### Materials provided
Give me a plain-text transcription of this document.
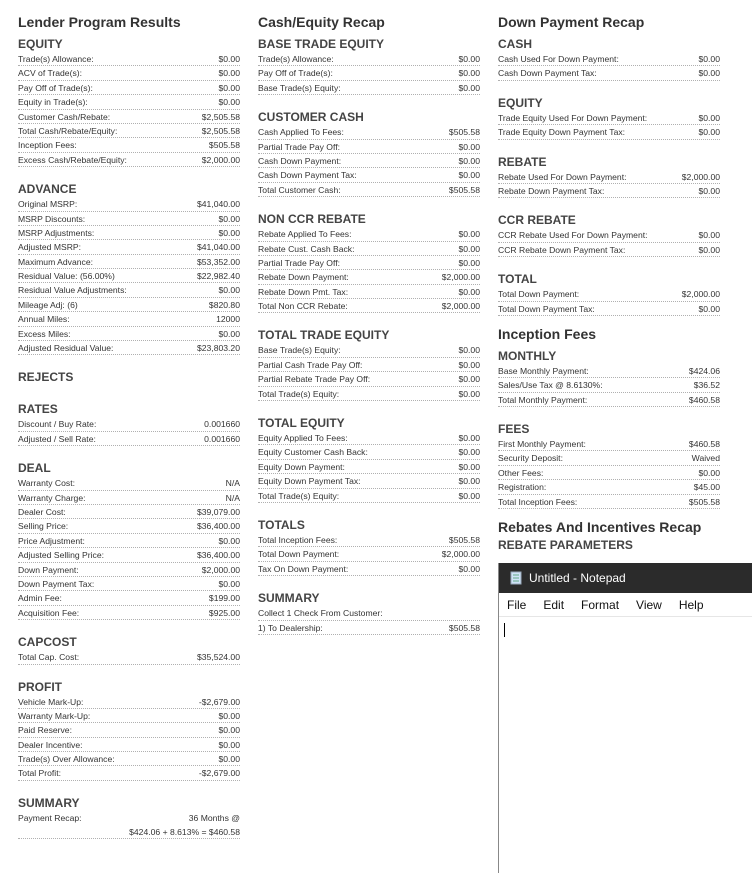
Lender Program Results
EQUITY
Trade(s) Allowance:	$0.00
ACV of Trade(s):	$0.00
Pay Off of Trade(s):	$0.00
Equity in Trade(s):	$0.00
Customer Cash/Rebate:	$2,505.58
Total Cash/Rebate/Equity:	$2,505.58
Inception Fees:	$505.58
Excess Cash/Rebate/Equity:	$2,000.00
ADVANCE
Original MSRP:	$41,040.00
MSRP Discounts:	$0.00
MSRP Adjustments:	$0.00
Adjusted MSRP:	$41,040.00
Maximum Advance:	$53,352.00
Residual Value: (56.00%)	$22,982.40
Residual Value Adjustments:	$0.00
Mileage Adj: (6)	$820.80
Annual Miles:	12000
Excess Miles:	$0.00
Adjusted Residual Value:	$23,803.20
REJECTS
RATES
Discount / Buy Rate:	0.001660
Adjusted / Sell Rate:	0.001660
DEAL
Warranty Cost:	N/A
Warranty Charge:	N/A
Dealer Cost:	$39,079.00
Selling Price:	$36,400.00
Price Adjustment:	$0.00
Adjusted Selling Price:	$36,400.00
Down Payment:	$2,000.00
Down Payment Tax:	$0.00
Admin Fee:	$199.00
Acquisition Fee:	$925.00
CAPCOST
Total Cap. Cost:	$35,524.00
PROFIT
Vehicle Mark-Up:	-$2,679.00
Warranty Mark-Up:	$0.00
Paid Reserve:	$0.00
Dealer Incentive:	$0.00
Trade(s) Over Allowance:	$0.00
Total Profit:	-$2,679.00
SUMMARY
Payment Recap:	36 Months @
$424.06 + 8.613% = $460.58
Cash/Equity Recap
BASE TRADE EQUITY
Trade(s) Allowance:	$0.00
Pay Off of Trade(s):	$0.00
Base Trade(s) Equity:	$0.00
CUSTOMER CASH
Cash Applied To Fees:	$505.58
Partial Trade Pay Off:	$0.00
Cash Down Payment:	$0.00
Cash Down Payment Tax:	$0.00
Total Customer Cash:	$505.58
NON CCR REBATE
Rebate Applied To Fees:	$0.00
Rebate Cust. Cash Back:	$0.00
Partial Trade Pay Off:	$0.00
Rebate Down Payment:	$2,000.00
Rebate Down Pmt. Tax:	$0.00
Total Non CCR Rebate:	$2,000.00
TOTAL TRADE EQUITY
Base Trade(s) Equity:	$0.00
Partial Cash Trade Pay Off:	$0.00
Partial Rebate Trade Pay Off:	$0.00
Total Trade(s) Equity:	$0.00
TOTAL EQUITY
Equity Applied To Fees:	$0.00
Equity Customer Cash Back:	$0.00
Equity Down Payment:	$0.00
Equity Down Payment Tax:	$0.00
Total Trade(s) Equity:	$0.00
TOTALS
Total Inception Fees:	$505.58
Total Down Payment:	$2,000.00
Tax On Down Payment:	$0.00
SUMMARY
Collect 1 Check From Customer:
1) To Dealership:	$505.58
Down Payment Recap
CASH
Cash Used For Down Payment:	$0.00
Cash Down Payment Tax:	$0.00
EQUITY
Trade Equity Used For Down Payment:	$0.00
Trade Equity Down Payment Tax:	$0.00
REBATE
Rebate Used For Down Payment:	$2,000.00
Rebate Down Payment Tax:	$0.00
CCR REBATE
CCR Rebate Used For Down Payment:	$0.00
CCR Rebate Down Payment Tax:	$0.00
TOTAL
Total Down Payment:	$2,000.00
Total Down Payment Tax:	$0.00
Inception Fees
MONTHLY
Base Monthly Payment:	$424.06
Sales/Use Tax @ 8.6130%:	$36.52
Total Monthly Payment:	$460.58
FEES
First Monthly Payment:	$460.58
Security Deposit:	Waived
Other Fees:	$0.00
Registration:	$45.00
Total Inception Fees:	$505.58
Rebates And Incentives Recap
REBATE PARAMETERS
Untitled - Notepad
File Edit Format View Help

### Directions for this task
Search the preceding listing for the word "MSRP" and pull out every line that holds it.

### Reply to the task
Original MSRP:	$41,040.00
MSRP Discounts:	$0.00
MSRP Adjustments:	$0.00
Adjusted MSRP:	$41,040.00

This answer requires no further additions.